[Start of Source data]
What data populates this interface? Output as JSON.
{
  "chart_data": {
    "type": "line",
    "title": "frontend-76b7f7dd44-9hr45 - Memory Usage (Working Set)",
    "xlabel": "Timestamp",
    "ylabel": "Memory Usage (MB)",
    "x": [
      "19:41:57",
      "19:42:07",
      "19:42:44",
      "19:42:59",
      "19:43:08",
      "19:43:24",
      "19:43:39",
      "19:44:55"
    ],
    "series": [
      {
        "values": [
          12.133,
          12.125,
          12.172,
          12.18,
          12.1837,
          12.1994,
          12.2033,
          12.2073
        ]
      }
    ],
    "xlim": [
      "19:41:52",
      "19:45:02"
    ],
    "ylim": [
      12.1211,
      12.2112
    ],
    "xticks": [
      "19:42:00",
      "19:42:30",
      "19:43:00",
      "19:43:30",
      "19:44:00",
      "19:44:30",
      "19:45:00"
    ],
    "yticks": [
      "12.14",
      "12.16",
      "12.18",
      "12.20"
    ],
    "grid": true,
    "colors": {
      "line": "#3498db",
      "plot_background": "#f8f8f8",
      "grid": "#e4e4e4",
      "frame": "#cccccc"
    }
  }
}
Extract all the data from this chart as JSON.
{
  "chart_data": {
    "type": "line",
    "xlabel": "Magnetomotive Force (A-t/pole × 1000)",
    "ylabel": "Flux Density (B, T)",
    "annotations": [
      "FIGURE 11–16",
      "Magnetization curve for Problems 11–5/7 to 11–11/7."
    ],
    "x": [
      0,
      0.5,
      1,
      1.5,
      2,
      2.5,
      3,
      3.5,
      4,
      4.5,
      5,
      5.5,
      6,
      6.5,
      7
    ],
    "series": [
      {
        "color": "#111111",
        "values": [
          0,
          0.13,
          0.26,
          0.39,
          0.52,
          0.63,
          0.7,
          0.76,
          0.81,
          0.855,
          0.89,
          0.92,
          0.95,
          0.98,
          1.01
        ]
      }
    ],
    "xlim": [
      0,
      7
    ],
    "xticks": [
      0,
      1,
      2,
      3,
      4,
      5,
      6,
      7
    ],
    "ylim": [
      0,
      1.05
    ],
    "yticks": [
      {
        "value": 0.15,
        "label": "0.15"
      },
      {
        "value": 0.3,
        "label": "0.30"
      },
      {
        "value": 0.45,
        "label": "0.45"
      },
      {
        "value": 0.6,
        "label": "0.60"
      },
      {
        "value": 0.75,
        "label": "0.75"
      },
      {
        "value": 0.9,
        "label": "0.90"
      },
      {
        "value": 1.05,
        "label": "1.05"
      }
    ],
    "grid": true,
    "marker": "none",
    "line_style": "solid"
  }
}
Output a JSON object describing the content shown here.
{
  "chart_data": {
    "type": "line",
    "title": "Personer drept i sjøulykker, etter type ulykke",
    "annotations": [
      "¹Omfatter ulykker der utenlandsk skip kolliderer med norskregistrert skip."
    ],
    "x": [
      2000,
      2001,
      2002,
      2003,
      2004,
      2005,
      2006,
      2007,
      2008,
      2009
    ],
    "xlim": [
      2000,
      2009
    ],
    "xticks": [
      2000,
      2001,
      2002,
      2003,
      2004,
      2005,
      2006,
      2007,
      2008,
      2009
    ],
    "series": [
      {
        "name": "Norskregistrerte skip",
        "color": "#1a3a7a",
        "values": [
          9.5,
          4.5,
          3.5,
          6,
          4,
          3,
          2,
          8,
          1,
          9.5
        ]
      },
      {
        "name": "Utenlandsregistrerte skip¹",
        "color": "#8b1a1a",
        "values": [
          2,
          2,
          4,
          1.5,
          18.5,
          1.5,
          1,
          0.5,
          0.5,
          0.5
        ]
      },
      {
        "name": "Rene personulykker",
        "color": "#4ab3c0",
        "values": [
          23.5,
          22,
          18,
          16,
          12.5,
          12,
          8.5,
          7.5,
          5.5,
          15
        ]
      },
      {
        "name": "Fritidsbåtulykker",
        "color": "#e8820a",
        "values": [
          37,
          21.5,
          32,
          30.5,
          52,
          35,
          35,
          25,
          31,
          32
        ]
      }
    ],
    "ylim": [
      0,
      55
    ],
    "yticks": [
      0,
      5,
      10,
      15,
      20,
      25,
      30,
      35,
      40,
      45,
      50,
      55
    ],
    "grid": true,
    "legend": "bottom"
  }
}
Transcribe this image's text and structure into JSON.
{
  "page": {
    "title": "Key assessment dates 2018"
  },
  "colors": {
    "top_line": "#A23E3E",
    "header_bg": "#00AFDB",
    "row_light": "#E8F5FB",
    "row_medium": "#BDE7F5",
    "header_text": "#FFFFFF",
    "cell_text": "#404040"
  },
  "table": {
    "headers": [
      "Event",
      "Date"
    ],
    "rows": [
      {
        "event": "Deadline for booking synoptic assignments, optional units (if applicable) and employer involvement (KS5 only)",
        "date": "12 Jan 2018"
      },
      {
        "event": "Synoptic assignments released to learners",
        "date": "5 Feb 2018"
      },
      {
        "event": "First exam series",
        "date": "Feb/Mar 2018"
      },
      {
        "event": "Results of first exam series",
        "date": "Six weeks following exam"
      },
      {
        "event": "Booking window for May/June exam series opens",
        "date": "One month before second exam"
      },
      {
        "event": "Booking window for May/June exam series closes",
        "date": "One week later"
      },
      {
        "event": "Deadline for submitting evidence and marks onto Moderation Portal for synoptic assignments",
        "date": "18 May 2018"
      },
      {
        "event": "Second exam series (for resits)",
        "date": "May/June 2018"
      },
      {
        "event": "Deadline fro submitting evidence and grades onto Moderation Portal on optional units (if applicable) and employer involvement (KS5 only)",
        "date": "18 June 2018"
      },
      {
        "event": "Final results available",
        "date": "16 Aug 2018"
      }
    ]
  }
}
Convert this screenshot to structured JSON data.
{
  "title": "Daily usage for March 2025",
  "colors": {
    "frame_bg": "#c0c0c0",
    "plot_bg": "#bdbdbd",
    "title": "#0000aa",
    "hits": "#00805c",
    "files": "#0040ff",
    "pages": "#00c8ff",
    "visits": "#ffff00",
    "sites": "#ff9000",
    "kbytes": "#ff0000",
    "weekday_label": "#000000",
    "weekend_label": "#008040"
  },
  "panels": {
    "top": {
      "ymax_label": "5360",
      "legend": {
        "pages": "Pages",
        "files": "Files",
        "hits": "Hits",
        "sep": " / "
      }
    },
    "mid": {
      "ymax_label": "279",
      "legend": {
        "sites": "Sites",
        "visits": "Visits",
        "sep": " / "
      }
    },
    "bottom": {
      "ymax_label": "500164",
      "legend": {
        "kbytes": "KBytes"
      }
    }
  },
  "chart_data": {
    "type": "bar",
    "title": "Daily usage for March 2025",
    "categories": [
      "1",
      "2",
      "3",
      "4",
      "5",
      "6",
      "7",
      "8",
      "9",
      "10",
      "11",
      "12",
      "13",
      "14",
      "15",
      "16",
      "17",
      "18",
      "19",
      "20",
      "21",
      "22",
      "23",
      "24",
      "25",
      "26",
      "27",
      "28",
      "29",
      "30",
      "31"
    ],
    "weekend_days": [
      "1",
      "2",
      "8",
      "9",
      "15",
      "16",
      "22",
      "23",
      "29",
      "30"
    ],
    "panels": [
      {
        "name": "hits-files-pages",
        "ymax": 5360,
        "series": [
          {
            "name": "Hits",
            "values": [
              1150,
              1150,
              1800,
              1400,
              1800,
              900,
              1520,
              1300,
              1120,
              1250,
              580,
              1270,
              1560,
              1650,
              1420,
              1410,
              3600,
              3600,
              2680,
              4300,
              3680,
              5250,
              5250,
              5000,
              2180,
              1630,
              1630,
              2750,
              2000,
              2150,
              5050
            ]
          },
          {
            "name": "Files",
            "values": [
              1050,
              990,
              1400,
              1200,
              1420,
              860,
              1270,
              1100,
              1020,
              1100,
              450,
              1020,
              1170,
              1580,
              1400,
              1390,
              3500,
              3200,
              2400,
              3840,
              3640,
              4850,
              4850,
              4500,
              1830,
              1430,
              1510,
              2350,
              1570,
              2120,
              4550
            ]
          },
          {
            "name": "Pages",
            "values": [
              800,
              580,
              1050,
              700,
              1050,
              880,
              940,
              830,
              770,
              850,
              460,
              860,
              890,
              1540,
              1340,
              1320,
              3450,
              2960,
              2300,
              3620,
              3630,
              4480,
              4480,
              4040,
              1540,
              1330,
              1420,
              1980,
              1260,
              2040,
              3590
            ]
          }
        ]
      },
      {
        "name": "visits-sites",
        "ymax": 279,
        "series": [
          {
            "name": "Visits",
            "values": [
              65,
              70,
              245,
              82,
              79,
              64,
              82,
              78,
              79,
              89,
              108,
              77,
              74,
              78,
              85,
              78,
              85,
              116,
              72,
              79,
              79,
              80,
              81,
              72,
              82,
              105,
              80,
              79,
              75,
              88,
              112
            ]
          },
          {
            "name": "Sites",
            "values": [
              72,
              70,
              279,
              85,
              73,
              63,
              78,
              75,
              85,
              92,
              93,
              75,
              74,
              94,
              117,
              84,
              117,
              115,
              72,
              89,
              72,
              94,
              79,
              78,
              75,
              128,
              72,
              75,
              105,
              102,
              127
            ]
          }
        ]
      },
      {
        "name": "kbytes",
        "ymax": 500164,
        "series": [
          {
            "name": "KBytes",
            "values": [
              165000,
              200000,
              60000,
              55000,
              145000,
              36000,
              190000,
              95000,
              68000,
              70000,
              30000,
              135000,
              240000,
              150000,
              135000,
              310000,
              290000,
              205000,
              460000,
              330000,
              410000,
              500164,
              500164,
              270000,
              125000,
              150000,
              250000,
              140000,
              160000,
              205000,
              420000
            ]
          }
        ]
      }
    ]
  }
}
[End of Source data]
:: Task requirements ::
Select the lines from the entries that include the word "window".

:: Written response ::
        "event": "Booking window for May/June exam series opens",
        "event": "Booking window for May/June exam series closes",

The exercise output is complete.